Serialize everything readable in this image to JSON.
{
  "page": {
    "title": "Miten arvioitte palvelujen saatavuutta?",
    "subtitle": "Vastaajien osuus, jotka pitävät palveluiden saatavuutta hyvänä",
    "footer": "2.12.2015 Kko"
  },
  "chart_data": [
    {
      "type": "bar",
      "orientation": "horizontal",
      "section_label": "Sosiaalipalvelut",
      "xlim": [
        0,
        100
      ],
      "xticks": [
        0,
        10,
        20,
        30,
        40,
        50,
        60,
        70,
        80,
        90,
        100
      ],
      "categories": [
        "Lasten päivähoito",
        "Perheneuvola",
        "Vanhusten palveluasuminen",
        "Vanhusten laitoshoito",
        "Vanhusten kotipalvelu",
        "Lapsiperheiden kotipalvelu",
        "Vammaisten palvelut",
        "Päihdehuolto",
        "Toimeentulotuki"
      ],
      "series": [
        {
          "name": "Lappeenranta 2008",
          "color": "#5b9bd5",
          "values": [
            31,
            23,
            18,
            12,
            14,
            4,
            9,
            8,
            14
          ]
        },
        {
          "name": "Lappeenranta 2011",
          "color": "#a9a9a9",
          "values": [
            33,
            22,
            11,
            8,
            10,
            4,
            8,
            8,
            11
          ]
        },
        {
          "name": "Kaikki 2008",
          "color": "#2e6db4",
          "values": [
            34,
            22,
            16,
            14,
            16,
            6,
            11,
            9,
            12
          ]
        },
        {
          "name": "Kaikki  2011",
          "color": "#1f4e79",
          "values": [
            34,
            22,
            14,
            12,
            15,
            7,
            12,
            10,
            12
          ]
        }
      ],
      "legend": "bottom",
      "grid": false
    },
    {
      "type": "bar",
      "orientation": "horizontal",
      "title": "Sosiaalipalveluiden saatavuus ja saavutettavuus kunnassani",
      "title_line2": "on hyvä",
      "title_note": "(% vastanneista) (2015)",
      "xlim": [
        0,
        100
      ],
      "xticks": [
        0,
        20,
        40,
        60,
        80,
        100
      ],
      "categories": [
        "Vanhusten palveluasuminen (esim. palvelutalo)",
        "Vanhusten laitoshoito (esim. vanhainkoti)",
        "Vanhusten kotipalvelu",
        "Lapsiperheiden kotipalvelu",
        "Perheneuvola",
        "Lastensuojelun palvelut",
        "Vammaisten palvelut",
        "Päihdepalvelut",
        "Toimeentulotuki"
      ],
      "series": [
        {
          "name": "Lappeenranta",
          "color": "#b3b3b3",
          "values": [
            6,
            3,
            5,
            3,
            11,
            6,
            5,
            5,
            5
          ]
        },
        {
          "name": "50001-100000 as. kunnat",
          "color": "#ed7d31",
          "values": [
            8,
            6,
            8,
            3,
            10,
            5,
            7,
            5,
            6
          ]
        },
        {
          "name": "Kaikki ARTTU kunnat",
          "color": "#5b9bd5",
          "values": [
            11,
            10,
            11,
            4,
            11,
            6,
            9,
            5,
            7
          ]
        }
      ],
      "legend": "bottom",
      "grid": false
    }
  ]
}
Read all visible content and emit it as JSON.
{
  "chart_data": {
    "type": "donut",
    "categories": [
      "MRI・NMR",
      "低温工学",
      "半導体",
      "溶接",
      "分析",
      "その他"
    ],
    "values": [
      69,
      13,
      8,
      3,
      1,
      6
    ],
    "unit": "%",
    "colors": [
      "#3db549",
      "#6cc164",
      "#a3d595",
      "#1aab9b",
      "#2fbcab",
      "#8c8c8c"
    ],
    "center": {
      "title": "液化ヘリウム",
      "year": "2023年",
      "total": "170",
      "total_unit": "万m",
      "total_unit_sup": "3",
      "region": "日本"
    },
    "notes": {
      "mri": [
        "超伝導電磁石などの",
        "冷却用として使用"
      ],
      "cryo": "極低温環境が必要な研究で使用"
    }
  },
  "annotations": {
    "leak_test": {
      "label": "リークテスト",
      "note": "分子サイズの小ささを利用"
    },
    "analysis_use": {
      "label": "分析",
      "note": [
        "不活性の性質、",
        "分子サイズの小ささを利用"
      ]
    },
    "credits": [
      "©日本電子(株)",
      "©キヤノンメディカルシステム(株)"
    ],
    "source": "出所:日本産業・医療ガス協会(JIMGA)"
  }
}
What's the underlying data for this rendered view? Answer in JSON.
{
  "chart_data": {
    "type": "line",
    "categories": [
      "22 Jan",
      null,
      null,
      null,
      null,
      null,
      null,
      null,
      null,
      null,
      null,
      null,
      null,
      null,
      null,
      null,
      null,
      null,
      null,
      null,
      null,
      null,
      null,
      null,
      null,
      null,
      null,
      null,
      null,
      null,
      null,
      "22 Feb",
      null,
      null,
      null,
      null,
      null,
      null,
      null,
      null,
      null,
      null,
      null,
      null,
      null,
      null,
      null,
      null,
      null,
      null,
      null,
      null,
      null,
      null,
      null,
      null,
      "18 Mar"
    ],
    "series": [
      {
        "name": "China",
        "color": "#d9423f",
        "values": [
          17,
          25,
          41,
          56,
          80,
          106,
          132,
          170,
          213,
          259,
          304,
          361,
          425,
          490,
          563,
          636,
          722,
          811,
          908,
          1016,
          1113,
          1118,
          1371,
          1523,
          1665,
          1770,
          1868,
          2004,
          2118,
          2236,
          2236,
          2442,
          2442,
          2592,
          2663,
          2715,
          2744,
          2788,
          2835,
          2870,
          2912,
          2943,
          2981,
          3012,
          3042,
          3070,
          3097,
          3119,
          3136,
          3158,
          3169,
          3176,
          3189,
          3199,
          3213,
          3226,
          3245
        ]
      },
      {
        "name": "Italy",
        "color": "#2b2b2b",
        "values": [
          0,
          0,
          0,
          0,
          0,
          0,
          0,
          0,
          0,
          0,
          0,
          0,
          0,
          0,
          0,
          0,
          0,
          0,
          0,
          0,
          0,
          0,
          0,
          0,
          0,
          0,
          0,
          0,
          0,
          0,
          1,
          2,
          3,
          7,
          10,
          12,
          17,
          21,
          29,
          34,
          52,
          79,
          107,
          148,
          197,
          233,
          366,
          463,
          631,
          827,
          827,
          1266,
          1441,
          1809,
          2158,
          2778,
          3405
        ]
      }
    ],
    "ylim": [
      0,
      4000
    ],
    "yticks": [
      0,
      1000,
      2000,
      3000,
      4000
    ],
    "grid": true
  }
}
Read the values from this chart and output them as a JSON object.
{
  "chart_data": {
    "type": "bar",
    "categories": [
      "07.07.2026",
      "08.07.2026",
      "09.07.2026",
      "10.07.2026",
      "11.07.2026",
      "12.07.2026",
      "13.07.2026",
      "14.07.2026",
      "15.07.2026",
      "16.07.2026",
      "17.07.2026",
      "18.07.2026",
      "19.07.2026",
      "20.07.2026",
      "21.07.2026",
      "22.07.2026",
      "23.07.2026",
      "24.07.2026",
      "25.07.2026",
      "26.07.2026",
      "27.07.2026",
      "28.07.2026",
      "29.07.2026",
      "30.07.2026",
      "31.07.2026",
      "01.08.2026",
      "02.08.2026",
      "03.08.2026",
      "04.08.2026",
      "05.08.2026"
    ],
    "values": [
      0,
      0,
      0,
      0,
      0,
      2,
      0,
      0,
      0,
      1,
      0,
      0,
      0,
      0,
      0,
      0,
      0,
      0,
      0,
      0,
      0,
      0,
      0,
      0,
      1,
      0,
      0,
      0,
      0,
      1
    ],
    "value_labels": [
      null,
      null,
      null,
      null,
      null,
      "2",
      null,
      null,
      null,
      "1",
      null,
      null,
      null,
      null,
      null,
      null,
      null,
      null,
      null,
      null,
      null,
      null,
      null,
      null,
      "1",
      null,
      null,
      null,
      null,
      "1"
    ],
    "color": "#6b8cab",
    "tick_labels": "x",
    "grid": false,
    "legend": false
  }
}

[Task requirements] Copy out every line of the data above, exactly as given.

[Task result]
Serialize everything readable in this image to JSON.
{
  "page": {
    "title": "Miten arvioitte palvelujen saatavuutta?",
    "subtitle": "Vastaajien osuus, jotka pitävät palveluiden saatavuutta hyvänä",
    "footer": "2.12.2015 Kko"
  },
  "chart_data": [
    {
      "type": "bar",
      "orientation": "horizontal",
      "section_label": "Sosiaalipalvelut",
      "xlim": [
        0,
        100
      ],
      "xticks": [
        0,
        10,
        20,
        30,
        40,
        50,
        60,
        70,
        80,
        90,
        100
      ],
      "categories": [
        "Lasten päivähoito",
        "Perheneuvola",
        "Vanhusten palveluasuminen",
        "Vanhusten laitoshoito",
        "Vanhusten kotipalvelu",
        "Lapsiperheiden kotipalvelu",
        "Vammaisten palvelut",
        "Päihdehuolto",
        "Toimeentulotuki"
      ],
      "series": [
        {
          "name": "Lappeenranta 2008",
          "color": "#5b9bd5",
          "values": [
            31,
            23,
            18,
            12,
            14,
            4,
            9,
            8,
            14
          ]
        },
        {
          "name": "Lappeenranta 2011",
          "color": "#a9a9a9",
          "values": [
            33,
            22,
            11,
            8,
            10,
            4,
            8,
            8,
            11
          ]
        },
        {
          "name": "Kaikki 2008",
          "color": "#2e6db4",
          "values": [
            34,
            22,
            16,
            14,
            16,
            6,
            11,
            9,
            12
          ]
        },
        {
          "name": "Kaikki  2011",
          "color": "#1f4e79",
          "values": [
            34,
            22,
            14,
            12,
            15,
            7,
            12,
            10,
            12
          ]
        }
      ],
      "legend": "bottom",
      "grid": false
    },
    {
      "type": "bar",
      "orientation": "horizontal",
      "title": "Sosiaalipalveluiden saatavuus ja saavutettavuus kunnassani",
      "title_line2": "on hyvä",
      "title_note": "(% vastanneista) (2015)",
      "xlim": [
        0,
        100
      ],
      "xticks": [
        0,
        20,
        40,
        60,
        80,
        100
      ],
      "categories": [
        "Vanhusten palveluasuminen (esim. palvelutalo)",
        "Vanhusten laitoshoito (esim. vanhainkoti)",
        "Vanhusten kotipalvelu",
        "Lapsiperheiden kotipalvelu",
        "Perheneuvola",
        "Lastensuojelun palvelut",
        "Vammaisten palvelut",
        "Päihdepalvelut",
        "Toimeentulotuki"
      ],
      "series": [
        {
          "name": "Lappeenranta",
          "color": "#b3b3b3",
          "values": [
            6,
            3,
            5,
            3,
            11,
            6,
            5,
            5,
            5
          ]
        },
        {
          "name": "50001-100000 as. kunnat",
          "color": "#ed7d31",
          "values": [
            8,
            6,
            8,
            3,
            10,
            5,
            7,
            5,
            6
          ]
        },
        {
          "name": "Kaikki ARTTU kunnat",
          "color": "#5b9bd5",
          "values": [
            11,
            10,
            11,
            4,
            11,
            6,
            9,
            5,
            7
          ]
        }
      ],
      "legend": "bottom",
      "grid": false
    }
  ]
}
Read all visible content and emit it as JSON.
{
  "chart_data": {
    "type": "donut",
    "categories": [
      "MRI・NMR",
      "低温工学",
      "半導体",
      "溶接",
      "分析",
      "その他"
    ],
    "values": [
      69,
      13,
      8,
      3,
      1,
      6
    ],
    "unit": "%",
    "colors": [
      "#3db549",
      "#6cc164",
      "#a3d595",
      "#1aab9b",
      "#2fbcab",
      "#8c8c8c"
    ],
    "center": {
      "title": "液化ヘリウム",
      "year": "2023年",
      "total": "170",
      "total_unit": "万m",
      "total_unit_sup": "3",
      "region": "日本"
    },
    "notes": {
      "mri": [
        "超伝導電磁石などの",
        "冷却用として使用"
      ],
      "cryo": "極低温環境が必要な研究で使用"
    }
  },
  "annotations": {
    "leak_test": {
      "label": "リークテスト",
      "note": "分子サイズの小ささを利用"
    },
    "analysis_use": {
      "label": "分析",
      "note": [
        "不活性の性質、",
        "分子サイズの小ささを利用"
      ]
    },
    "credits": [
      "©日本電子(株)",
      "©キヤノンメディカルシステム(株)"
    ],
    "source": "出所:日本産業・医療ガス協会(JIMGA)"
  }
}
What's the underlying data for this rendered view? Answer in JSON.
{
  "chart_data": {
    "type": "line",
    "categories": [
      "22 Jan",
      null,
      null,
      null,
      null,
      null,
      null,
      null,
      null,
      null,
      null,
      null,
      null,
      null,
      null,
      null,
      null,
      null,
      null,
      null,
      null,
      null,
      null,
      null,
      null,
      null,
      null,
      null,
      null,
      null,
      null,
      "22 Feb",
      null,
      null,
      null,
      null,
      null,
      null,
      null,
      null,
      null,
      null,
      null,
      null,
      null,
      null,
      null,
      null,
      null,
      null,
      null,
      null,
      null,
      null,
      null,
      null,
      "18 Mar"
    ],
    "series": [
      {
        "name": "China",
        "color": "#d9423f",
        "values": [
          17,
          25,
          41,
          56,
          80,
          106,
          132,
          170,
          213,
          259,
          304,
          361,
          425,
          490,
          563,
          636,
          722,
          811,
          908,
          1016,
          1113,
          1118,
          1371,
          1523,
          1665,
          1770,
          1868,
          2004,
          2118,
          2236,
          2236,
          2442,
          2442,
          2592,
          2663,
          2715,
          2744,
          2788,
          2835,
          2870,
          2912,
          2943,
          2981,
          3012,
          3042,
          3070,
          3097,
          3119,
          3136,
          3158,
          3169,
          3176,
          3189,
          3199,
          3213,
          3226,
          3245
        ]
      },
      {
        "name": "Italy",
        "color": "#2b2b2b",
        "values": [
          0,
          0,
          0,
          0,
          0,
          0,
          0,
          0,
          0,
          0,
          0,
          0,
          0,
          0,
          0,
          0,
          0,
          0,
          0,
          0,
          0,
          0,
          0,
          0,
          0,
          0,
          0,
          0,
          0,
          0,
          1,
          2,
          3,
          7,
          10,
          12,
          17,
          21,
          29,
          34,
          52,
          79,
          107,
          148,
          197,
          233,
          366,
          463,
          631,
          827,
          827,
          1266,
          1441,
          1809,
          2158,
          2778,
          3405
        ]
      }
    ],
    "ylim": [
      0,
      4000
    ],
    "yticks": [
      0,
      1000,
      2000,
      3000,
      4000
    ],
    "grid": true
  }
}
Read the values from this chart and output them as a JSON object.
{
  "chart_data": {
    "type": "bar",
    "categories": [
      "07.07.2026",
      "08.07.2026",
      "09.07.2026",
      "10.07.2026",
      "11.07.2026",
      "12.07.2026",
      "13.07.2026",
      "14.07.2026",
      "15.07.2026",
      "16.07.2026",
      "17.07.2026",
      "18.07.2026",
      "19.07.2026",
      "20.07.2026",
      "21.07.2026",
      "22.07.2026",
      "23.07.2026",
      "24.07.2026",
      "25.07.2026",
      "26.07.2026",
      "27.07.2026",
      "28.07.2026",
      "29.07.2026",
      "30.07.2026",
      "31.07.2026",
      "01.08.2026",
      "02.08.2026",
      "03.08.2026",
      "04.08.2026",
      "05.08.2026"
    ],
    "values": [
      0,
      0,
      0,
      0,
      0,
      2,
      0,
      0,
      0,
      1,
      0,
      0,
      0,
      0,
      0,
      0,
      0,
      0,
      0,
      0,
      0,
      0,
      0,
      0,
      1,
      0,
      0,
      0,
      0,
      1
    ],
    "value_labels": [
      null,
      null,
      null,
      null,
      null,
      "2",
      null,
      null,
      null,
      "1",
      null,
      null,
      null,
      null,
      null,
      null,
      null,
      null,
      null,
      null,
      null,
      null,
      null,
      null,
      "1",
      null,
      null,
      null,
      null,
      "1"
    ],
    "color": "#6b8cab",
    "tick_labels": "x",
    "grid": false,
    "legend": false
  }
}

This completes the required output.